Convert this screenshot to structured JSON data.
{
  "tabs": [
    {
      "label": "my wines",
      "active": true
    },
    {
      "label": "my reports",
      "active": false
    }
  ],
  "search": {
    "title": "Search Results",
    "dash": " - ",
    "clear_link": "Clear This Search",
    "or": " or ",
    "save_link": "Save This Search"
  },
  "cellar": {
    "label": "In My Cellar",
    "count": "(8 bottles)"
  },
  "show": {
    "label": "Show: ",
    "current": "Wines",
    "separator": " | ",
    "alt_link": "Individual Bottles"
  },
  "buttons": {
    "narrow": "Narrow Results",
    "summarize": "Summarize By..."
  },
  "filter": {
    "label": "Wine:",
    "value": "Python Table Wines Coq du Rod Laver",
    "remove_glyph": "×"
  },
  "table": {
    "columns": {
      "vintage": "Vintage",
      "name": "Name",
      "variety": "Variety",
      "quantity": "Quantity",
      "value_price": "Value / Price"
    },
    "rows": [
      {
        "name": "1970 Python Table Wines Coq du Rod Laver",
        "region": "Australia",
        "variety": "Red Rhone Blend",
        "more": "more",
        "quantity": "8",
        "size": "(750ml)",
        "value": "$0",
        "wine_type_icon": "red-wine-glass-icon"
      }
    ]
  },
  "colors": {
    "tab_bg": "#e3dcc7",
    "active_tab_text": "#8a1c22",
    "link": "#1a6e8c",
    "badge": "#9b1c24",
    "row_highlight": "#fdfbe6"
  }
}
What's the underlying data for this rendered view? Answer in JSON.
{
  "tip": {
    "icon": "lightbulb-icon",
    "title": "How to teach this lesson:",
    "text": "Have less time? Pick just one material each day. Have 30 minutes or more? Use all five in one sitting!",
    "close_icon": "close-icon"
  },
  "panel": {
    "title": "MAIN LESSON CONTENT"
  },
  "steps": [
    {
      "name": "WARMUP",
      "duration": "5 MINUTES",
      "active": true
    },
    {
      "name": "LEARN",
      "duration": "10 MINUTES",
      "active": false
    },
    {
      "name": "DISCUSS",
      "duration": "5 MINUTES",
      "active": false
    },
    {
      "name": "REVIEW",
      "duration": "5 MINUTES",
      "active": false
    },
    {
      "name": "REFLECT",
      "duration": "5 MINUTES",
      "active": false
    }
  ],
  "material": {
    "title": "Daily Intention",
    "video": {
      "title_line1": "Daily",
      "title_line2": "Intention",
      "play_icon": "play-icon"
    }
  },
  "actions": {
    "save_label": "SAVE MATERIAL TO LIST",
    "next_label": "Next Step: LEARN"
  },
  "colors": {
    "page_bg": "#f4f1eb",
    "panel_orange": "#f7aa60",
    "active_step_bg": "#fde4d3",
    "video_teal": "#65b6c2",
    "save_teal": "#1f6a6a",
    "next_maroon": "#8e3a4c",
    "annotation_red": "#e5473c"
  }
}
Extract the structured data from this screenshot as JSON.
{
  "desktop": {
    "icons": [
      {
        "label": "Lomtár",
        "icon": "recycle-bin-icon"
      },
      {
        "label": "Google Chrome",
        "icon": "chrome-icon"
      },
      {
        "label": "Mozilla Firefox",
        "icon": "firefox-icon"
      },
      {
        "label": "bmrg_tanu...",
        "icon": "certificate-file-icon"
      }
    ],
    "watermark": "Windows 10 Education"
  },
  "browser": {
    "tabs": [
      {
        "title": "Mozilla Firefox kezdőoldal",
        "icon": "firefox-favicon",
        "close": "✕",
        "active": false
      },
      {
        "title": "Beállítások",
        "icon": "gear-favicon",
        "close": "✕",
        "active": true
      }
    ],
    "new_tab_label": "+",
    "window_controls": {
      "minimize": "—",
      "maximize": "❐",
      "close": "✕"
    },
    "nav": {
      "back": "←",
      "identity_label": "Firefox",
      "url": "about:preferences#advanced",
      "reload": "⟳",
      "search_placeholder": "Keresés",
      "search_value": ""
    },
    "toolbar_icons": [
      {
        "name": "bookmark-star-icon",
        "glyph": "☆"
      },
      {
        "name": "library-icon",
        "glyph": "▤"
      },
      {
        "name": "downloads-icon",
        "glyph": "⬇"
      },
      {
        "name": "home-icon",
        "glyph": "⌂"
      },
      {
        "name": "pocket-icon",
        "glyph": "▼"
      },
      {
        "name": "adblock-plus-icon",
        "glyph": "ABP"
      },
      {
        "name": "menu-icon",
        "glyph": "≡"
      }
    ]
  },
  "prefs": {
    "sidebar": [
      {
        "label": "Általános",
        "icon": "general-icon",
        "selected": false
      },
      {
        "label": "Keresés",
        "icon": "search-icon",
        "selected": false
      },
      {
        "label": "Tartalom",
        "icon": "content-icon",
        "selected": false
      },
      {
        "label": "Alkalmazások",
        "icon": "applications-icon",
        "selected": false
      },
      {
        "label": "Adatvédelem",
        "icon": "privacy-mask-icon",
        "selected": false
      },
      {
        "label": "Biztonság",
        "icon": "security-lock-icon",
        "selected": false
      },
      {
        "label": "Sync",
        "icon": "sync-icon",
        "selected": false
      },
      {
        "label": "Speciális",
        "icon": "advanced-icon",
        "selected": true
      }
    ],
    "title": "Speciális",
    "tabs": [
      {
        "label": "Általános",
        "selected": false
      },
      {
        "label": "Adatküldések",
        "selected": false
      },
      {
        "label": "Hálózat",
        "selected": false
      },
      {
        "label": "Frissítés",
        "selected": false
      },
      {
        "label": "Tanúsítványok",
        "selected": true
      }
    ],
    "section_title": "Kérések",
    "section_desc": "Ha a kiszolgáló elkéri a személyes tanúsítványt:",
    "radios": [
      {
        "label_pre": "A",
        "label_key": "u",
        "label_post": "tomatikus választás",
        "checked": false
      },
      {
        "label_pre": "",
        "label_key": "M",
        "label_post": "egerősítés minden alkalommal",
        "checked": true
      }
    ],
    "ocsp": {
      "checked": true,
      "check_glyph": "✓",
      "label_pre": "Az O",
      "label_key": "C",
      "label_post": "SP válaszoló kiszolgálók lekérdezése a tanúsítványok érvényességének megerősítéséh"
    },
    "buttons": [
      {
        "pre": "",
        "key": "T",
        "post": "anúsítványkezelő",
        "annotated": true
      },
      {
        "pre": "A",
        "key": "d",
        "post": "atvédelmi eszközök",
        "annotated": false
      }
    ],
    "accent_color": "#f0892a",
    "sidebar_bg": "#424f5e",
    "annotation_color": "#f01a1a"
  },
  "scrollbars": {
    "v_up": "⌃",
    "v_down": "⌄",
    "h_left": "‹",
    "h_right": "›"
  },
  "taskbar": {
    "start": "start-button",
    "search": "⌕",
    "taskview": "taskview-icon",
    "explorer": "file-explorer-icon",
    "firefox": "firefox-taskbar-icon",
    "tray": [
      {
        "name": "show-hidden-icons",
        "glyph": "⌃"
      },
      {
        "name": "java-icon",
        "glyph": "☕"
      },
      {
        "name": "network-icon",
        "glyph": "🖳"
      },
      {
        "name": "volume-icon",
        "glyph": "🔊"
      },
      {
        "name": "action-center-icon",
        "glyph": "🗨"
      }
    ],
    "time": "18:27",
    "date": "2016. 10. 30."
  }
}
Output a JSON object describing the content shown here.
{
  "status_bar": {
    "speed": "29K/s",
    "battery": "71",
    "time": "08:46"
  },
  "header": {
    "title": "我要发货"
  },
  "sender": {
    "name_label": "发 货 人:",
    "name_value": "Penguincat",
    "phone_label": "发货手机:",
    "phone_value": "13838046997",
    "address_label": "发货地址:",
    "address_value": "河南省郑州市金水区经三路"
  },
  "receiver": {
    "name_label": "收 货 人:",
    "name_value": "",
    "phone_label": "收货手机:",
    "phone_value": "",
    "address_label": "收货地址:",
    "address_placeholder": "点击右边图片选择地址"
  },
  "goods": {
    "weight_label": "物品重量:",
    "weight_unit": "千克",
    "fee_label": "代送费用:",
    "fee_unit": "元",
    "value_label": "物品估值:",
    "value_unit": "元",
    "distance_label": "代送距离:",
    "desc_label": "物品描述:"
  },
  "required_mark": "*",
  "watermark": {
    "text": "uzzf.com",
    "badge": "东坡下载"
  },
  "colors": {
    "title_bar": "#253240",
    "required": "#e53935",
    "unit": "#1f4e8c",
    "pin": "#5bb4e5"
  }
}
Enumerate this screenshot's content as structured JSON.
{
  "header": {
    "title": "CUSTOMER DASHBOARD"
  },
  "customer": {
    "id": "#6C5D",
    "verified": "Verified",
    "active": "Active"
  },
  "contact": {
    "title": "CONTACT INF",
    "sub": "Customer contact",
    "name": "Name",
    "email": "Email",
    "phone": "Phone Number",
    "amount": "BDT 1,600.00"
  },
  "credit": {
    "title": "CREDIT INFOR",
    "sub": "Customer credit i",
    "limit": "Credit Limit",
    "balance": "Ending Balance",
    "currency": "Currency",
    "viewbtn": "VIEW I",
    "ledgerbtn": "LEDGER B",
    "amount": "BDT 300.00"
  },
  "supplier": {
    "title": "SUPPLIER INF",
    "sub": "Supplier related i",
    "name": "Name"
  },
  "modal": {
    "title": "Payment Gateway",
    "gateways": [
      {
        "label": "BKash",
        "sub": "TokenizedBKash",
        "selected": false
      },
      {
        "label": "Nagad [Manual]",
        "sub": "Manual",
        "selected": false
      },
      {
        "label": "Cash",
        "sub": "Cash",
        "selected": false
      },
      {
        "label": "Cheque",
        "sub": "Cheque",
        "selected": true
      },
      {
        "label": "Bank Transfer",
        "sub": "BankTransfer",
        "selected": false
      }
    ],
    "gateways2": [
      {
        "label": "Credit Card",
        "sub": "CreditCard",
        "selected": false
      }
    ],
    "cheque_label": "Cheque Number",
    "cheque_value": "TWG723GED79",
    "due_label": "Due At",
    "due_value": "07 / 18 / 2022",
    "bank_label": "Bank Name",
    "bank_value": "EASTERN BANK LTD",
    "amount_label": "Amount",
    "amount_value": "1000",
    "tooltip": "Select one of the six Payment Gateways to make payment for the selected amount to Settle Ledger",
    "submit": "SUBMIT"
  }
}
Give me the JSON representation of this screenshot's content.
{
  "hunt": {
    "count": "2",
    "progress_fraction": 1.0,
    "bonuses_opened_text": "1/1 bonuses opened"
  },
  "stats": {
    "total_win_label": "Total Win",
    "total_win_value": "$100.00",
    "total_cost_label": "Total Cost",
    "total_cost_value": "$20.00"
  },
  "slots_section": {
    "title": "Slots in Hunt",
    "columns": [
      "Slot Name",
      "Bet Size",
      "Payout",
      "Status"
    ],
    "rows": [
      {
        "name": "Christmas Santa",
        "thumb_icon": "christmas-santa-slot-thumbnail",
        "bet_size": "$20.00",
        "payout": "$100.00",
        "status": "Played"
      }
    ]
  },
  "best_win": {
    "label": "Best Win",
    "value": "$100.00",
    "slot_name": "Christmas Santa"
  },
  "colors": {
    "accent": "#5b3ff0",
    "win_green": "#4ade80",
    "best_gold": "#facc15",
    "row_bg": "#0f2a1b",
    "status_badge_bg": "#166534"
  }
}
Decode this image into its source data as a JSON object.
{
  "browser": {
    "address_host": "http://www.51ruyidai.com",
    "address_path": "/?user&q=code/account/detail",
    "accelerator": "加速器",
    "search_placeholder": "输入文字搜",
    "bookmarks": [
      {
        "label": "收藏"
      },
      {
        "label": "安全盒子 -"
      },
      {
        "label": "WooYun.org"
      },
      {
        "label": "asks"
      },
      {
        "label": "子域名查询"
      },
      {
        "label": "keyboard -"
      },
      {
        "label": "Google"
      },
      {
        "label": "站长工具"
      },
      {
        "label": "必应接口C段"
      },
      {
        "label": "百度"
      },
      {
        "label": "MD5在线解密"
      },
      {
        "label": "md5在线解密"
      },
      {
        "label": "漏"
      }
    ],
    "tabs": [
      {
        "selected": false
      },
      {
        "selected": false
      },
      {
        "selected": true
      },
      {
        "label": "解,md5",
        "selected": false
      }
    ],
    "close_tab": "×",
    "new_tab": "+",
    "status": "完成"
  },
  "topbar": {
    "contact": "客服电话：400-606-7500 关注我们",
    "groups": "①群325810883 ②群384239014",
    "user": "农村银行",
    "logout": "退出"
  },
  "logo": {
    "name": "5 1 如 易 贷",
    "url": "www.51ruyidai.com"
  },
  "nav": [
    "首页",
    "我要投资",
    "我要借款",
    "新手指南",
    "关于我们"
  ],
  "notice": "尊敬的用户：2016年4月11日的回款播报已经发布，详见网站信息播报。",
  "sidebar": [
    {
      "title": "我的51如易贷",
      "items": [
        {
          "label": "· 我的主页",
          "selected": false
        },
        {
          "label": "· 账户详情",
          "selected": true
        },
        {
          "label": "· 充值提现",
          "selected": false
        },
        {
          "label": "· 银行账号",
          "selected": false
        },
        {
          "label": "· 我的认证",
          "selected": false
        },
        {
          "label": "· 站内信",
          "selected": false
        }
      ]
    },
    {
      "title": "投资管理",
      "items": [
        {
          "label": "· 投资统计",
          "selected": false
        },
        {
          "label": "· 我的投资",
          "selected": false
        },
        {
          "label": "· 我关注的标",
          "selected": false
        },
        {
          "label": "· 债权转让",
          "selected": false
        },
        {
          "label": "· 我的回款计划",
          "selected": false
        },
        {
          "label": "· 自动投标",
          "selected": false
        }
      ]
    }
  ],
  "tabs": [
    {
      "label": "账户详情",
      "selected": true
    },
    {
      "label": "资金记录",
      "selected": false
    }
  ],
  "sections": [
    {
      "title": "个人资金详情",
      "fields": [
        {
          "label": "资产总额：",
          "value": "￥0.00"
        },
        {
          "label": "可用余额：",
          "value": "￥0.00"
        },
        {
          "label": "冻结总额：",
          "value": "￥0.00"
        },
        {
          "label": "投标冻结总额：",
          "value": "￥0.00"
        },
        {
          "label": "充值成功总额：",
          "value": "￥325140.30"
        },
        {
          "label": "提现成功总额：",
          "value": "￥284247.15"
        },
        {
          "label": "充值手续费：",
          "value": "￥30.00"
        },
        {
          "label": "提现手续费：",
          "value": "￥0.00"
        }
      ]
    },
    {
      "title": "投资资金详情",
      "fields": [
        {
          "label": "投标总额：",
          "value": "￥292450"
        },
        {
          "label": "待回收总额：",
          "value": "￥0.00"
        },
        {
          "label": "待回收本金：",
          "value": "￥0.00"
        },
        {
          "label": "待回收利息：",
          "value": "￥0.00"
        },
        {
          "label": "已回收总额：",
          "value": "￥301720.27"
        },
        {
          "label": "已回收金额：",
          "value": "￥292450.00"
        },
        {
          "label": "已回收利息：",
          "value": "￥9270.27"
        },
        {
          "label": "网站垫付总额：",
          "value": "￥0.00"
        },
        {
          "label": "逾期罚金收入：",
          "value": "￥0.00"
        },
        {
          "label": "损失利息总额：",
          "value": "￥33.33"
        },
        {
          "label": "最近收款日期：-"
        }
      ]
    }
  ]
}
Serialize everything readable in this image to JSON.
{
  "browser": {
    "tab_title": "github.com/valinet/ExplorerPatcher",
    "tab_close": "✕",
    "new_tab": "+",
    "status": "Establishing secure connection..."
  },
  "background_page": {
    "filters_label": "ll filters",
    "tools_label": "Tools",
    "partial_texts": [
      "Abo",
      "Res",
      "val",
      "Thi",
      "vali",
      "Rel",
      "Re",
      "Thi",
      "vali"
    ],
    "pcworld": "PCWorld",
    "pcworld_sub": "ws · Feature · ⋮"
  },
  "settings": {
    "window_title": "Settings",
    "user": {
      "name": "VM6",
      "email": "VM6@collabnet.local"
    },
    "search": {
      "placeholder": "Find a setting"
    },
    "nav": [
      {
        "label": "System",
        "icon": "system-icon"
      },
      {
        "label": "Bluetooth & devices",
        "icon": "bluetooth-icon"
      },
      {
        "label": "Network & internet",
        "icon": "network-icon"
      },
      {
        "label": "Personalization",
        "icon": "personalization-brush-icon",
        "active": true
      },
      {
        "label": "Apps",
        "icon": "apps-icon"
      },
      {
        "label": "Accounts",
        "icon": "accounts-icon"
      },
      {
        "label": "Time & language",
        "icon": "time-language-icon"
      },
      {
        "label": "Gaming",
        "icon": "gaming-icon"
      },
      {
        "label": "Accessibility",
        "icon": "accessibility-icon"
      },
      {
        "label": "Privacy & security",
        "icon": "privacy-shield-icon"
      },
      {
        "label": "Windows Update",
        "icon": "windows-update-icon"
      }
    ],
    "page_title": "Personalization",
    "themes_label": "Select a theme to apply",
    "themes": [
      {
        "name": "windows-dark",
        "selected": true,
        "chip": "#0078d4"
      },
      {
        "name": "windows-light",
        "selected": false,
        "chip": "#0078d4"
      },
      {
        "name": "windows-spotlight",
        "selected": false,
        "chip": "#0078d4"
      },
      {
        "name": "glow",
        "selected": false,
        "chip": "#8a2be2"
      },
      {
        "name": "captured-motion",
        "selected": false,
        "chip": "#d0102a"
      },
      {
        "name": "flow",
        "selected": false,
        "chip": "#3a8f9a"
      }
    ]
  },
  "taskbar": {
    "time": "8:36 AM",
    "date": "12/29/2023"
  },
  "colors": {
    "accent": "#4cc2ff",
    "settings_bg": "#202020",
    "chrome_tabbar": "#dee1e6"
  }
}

-----

→ **Task objective**:
Go through the data above and find the lines with the word "user". Copy each of those lines.

→ **Exercise solution**:
    "address_path": "/?user&q=code/account/detail",
    "user": "农村银行",
    "user": {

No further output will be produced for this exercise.